--- Begin RECORDS TO USE ---

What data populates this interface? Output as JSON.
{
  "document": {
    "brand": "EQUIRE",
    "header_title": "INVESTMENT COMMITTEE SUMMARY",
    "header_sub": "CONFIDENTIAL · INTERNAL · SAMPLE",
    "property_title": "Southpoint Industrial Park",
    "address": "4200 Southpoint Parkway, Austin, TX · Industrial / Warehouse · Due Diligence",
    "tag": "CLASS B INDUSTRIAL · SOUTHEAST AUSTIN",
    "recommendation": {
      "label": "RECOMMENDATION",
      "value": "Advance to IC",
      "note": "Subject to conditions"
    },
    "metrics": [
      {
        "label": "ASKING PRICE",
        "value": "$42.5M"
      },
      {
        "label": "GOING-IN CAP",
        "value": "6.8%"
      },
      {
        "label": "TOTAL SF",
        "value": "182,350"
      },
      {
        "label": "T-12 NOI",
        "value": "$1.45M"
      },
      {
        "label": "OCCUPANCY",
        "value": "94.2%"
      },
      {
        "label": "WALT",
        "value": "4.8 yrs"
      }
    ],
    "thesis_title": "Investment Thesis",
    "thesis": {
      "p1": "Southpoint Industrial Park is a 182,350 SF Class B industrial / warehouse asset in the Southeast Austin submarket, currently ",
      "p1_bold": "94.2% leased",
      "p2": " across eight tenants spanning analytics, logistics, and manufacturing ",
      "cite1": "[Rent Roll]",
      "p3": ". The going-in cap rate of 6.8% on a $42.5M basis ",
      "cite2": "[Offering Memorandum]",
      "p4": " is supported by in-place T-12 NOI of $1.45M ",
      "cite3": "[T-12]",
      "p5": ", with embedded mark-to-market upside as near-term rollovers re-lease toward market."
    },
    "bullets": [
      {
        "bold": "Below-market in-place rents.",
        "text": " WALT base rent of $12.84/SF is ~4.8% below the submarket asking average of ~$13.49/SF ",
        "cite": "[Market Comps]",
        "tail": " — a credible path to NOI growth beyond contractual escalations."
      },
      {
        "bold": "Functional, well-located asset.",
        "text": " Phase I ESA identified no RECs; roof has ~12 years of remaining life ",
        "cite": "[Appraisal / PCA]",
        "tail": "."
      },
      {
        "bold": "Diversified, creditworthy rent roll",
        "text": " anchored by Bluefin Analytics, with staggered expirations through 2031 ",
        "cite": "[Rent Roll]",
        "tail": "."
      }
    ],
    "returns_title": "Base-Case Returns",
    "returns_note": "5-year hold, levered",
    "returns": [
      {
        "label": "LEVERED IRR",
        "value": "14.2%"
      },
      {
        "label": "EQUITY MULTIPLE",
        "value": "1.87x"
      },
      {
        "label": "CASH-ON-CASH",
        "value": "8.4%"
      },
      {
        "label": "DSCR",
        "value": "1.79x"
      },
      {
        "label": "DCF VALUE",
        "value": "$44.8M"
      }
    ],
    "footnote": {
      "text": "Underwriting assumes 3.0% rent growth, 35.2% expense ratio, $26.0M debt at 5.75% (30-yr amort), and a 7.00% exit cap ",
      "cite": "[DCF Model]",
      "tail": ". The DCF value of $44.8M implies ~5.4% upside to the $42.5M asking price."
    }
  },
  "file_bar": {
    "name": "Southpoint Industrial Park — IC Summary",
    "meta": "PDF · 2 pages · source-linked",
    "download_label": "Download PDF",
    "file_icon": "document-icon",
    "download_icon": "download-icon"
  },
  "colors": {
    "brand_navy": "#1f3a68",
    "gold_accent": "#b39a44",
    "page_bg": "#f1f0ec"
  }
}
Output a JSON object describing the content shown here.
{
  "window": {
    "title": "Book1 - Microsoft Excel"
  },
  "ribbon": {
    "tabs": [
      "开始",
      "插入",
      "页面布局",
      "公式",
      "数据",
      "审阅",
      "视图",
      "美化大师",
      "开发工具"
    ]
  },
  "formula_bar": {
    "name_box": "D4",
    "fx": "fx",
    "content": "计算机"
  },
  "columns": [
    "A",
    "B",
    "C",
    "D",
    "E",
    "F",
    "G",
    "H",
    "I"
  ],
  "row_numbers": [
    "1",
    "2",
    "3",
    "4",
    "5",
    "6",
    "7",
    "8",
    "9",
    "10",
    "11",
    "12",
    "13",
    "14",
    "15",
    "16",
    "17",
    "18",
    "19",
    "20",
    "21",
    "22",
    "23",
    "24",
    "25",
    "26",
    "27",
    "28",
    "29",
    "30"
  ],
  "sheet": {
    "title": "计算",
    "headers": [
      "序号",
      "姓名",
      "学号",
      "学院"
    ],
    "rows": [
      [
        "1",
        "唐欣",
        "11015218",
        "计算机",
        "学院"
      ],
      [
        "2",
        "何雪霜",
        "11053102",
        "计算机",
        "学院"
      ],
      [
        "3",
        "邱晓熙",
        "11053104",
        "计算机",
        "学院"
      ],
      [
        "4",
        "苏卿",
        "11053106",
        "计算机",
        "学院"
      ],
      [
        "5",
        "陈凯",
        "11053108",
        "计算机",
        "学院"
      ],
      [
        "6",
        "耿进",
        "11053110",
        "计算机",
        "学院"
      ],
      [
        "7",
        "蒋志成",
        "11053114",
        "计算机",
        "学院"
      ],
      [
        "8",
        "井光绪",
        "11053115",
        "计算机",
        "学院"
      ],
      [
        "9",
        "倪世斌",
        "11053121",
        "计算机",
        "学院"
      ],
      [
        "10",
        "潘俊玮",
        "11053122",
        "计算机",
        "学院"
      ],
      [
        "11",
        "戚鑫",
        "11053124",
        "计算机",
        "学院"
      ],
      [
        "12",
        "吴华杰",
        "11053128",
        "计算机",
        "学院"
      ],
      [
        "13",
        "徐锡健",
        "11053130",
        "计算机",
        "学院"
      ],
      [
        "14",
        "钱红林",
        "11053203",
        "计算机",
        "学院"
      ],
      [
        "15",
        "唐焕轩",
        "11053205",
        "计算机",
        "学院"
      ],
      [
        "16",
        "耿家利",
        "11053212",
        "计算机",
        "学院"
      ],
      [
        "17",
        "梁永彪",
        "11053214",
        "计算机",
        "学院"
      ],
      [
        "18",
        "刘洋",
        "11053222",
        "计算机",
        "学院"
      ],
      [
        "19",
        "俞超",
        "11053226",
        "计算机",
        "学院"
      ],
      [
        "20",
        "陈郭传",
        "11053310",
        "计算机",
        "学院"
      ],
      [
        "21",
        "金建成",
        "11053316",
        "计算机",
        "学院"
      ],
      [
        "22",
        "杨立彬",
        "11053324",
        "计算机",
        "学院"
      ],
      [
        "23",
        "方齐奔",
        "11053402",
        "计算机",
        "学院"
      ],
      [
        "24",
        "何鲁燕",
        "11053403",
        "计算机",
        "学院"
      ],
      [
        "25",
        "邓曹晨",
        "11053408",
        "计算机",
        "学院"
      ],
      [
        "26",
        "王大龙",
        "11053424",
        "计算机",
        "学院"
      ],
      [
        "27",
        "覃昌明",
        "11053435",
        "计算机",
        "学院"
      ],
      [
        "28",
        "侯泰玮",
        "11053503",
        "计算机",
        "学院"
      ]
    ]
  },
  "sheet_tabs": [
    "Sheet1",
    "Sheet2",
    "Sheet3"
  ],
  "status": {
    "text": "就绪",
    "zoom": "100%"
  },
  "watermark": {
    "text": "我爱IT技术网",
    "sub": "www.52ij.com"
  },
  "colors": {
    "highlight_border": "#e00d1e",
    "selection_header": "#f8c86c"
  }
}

--- End RECORDS TO USE ---

▸ WHAT THE TASK REQUIRES:
Please output the entire listing exactly as it stands.

▸ TASK ANSWER:
What data populates this interface? Output as JSON.
{
  "document": {
    "brand": "EQUIRE",
    "header_title": "INVESTMENT COMMITTEE SUMMARY",
    "header_sub": "CONFIDENTIAL · INTERNAL · SAMPLE",
    "property_title": "Southpoint Industrial Park",
    "address": "4200 Southpoint Parkway, Austin, TX · Industrial / Warehouse · Due Diligence",
    "tag": "CLASS B INDUSTRIAL · SOUTHEAST AUSTIN",
    "recommendation": {
      "label": "RECOMMENDATION",
      "value": "Advance to IC",
      "note": "Subject to conditions"
    },
    "metrics": [
      {
        "label": "ASKING PRICE",
        "value": "$42.5M"
      },
      {
        "label": "GOING-IN CAP",
        "value": "6.8%"
      },
      {
        "label": "TOTAL SF",
        "value": "182,350"
      },
      {
        "label": "T-12 NOI",
        "value": "$1.45M"
      },
      {
        "label": "OCCUPANCY",
        "value": "94.2%"
      },
      {
        "label": "WALT",
        "value": "4.8 yrs"
      }
    ],
    "thesis_title": "Investment Thesis",
    "thesis": {
      "p1": "Southpoint Industrial Park is a 182,350 SF Class B industrial / warehouse asset in the Southeast Austin submarket, currently ",
      "p1_bold": "94.2% leased",
      "p2": " across eight tenants spanning analytics, logistics, and manufacturing ",
      "cite1": "[Rent Roll]",
      "p3": ". The going-in cap rate of 6.8% on a $42.5M basis ",
      "cite2": "[Offering Memorandum]",
      "p4": " is supported by in-place T-12 NOI of $1.45M ",
      "cite3": "[T-12]",
      "p5": ", with embedded mark-to-market upside as near-term rollovers re-lease toward market."
    },
    "bullets": [
      {
        "bold": "Below-market in-place rents.",
        "text": " WALT base rent of $12.84/SF is ~4.8% below the submarket asking average of ~$13.49/SF ",
        "cite": "[Market Comps]",
        "tail": " — a credible path to NOI growth beyond contractual escalations."
      },
      {
        "bold": "Functional, well-located asset.",
        "text": " Phase I ESA identified no RECs; roof has ~12 years of remaining life ",
        "cite": "[Appraisal / PCA]",
        "tail": "."
      },
      {
        "bold": "Diversified, creditworthy rent roll",
        "text": " anchored by Bluefin Analytics, with staggered expirations through 2031 ",
        "cite": "[Rent Roll]",
        "tail": "."
      }
    ],
    "returns_title": "Base-Case Returns",
    "returns_note": "5-year hold, levered",
    "returns": [
      {
        "label": "LEVERED IRR",
        "value": "14.2%"
      },
      {
        "label": "EQUITY MULTIPLE",
        "value": "1.87x"
      },
      {
        "label": "CASH-ON-CASH",
        "value": "8.4%"
      },
      {
        "label": "DSCR",
        "value": "1.79x"
      },
      {
        "label": "DCF VALUE",
        "value": "$44.8M"
      }
    ],
    "footnote": {
      "text": "Underwriting assumes 3.0% rent growth, 35.2% expense ratio, $26.0M debt at 5.75% (30-yr amort), and a 7.00% exit cap ",
      "cite": "[DCF Model]",
      "tail": ". The DCF value of $44.8M implies ~5.4% upside to the $42.5M asking price."
    }
  },
  "file_bar": {
    "name": "Southpoint Industrial Park — IC Summary",
    "meta": "PDF · 2 pages · source-linked",
    "download_label": "Download PDF",
    "file_icon": "document-icon",
    "download_icon": "download-icon"
  },
  "colors": {
    "brand_navy": "#1f3a68",
    "gold_accent": "#b39a44",
    "page_bg": "#f1f0ec"
  }
}
Output a JSON object describing the content shown here.
{
  "window": {
    "title": "Book1 - Microsoft Excel"
  },
  "ribbon": {
    "tabs": [
      "开始",
      "插入",
      "页面布局",
      "公式",
      "数据",
      "审阅",
      "视图",
      "美化大师",
      "开发工具"
    ]
  },
  "formula_bar": {
    "name_box": "D4",
    "fx": "fx",
    "content": "计算机"
  },
  "columns": [
    "A",
    "B",
    "C",
    "D",
    "E",
    "F",
    "G",
    "H",
    "I"
  ],
  "row_numbers": [
    "1",
    "2",
    "3",
    "4",
    "5",
    "6",
    "7",
    "8",
    "9",
    "10",
    "11",
    "12",
    "13",
    "14",
    "15",
    "16",
    "17",
    "18",
    "19",
    "20",
    "21",
    "22",
    "23",
    "24",
    "25",
    "26",
    "27",
    "28",
    "29",
    "30"
  ],
  "sheet": {
    "title": "计算",
    "headers": [
      "序号",
      "姓名",
      "学号",
      "学院"
    ],
    "rows": [
      [
        "1",
        "唐欣",
        "11015218",
        "计算机",
        "学院"
      ],
      [
        "2",
        "何雪霜",
        "11053102",
        "计算机",
        "学院"
      ],
      [
        "3",
        "邱晓熙",
        "11053104",
        "计算机",
        "学院"
      ],
      [
        "4",
        "苏卿",
        "11053106",
        "计算机",
        "学院"
      ],
      [
        "5",
        "陈凯",
        "11053108",
        "计算机",
        "学院"
      ],
      [
        "6",
        "耿进",
        "11053110",
        "计算机",
        "学院"
      ],
      [
        "7",
        "蒋志成",
        "11053114",
        "计算机",
        "学院"
      ],
      [
        "8",
        "井光绪",
        "11053115",
        "计算机",
        "学院"
      ],
      [
        "9",
        "倪世斌",
        "11053121",
        "计算机",
        "学院"
      ],
      [
        "10",
        "潘俊玮",
        "11053122",
        "计算机",
        "学院"
      ],
      [
        "11",
        "戚鑫",
        "11053124",
        "计算机",
        "学院"
      ],
      [
        "12",
        "吴华杰",
        "11053128",
        "计算机",
        "学院"
      ],
      [
        "13",
        "徐锡健",
        "11053130",
        "计算机",
        "学院"
      ],
      [
        "14",
        "钱红林",
        "11053203",
        "计算机",
        "学院"
      ],
      [
        "15",
        "唐焕轩",
        "11053205",
        "计算机",
        "学院"
      ],
      [
        "16",
        "耿家利",
        "11053212",
        "计算机",
        "学院"
      ],
      [
        "17",
        "梁永彪",
        "11053214",
        "计算机",
        "学院"
      ],
      [
        "18",
        "刘洋",
        "11053222",
        "计算机",
        "学院"
      ],
      [
        "19",
        "俞超",
        "11053226",
        "计算机",
        "学院"
      ],
      [
        "20",
        "陈郭传",
        "11053310",
        "计算机",
        "学院"
      ],
      [
        "21",
        "金建成",
        "11053316",
        "计算机",
        "学院"
      ],
      [
        "22",
        "杨立彬",
        "11053324",
        "计算机",
        "学院"
      ],
      [
        "23",
        "方齐奔",
        "11053402",
        "计算机",
        "学院"
      ],
      [
        "24",
        "何鲁燕",
        "11053403",
        "计算机",
        "学院"
      ],
      [
        "25",
        "邓曹晨",
        "11053408",
        "计算机",
        "学院"
      ],
      [
        "26",
        "王大龙",
        "11053424",
        "计算机",
        "学院"
      ],
      [
        "27",
        "覃昌明",
        "11053435",
        "计算机",
        "学院"
      ],
      [
        "28",
        "侯泰玮",
        "11053503",
        "计算机",
        "学院"
      ]
    ]
  },
  "sheet_tabs": [
    "Sheet1",
    "Sheet2",
    "Sheet3"
  ],
  "status": {
    "text": "就绪",
    "zoom": "100%"
  },
  "watermark": {
    "text": "我爱IT技术网",
    "sub": "www.52ij.com"
  },
  "colors": {
    "highlight_border": "#e00d1e",
    "selection_header": "#f8c86c"
  }
}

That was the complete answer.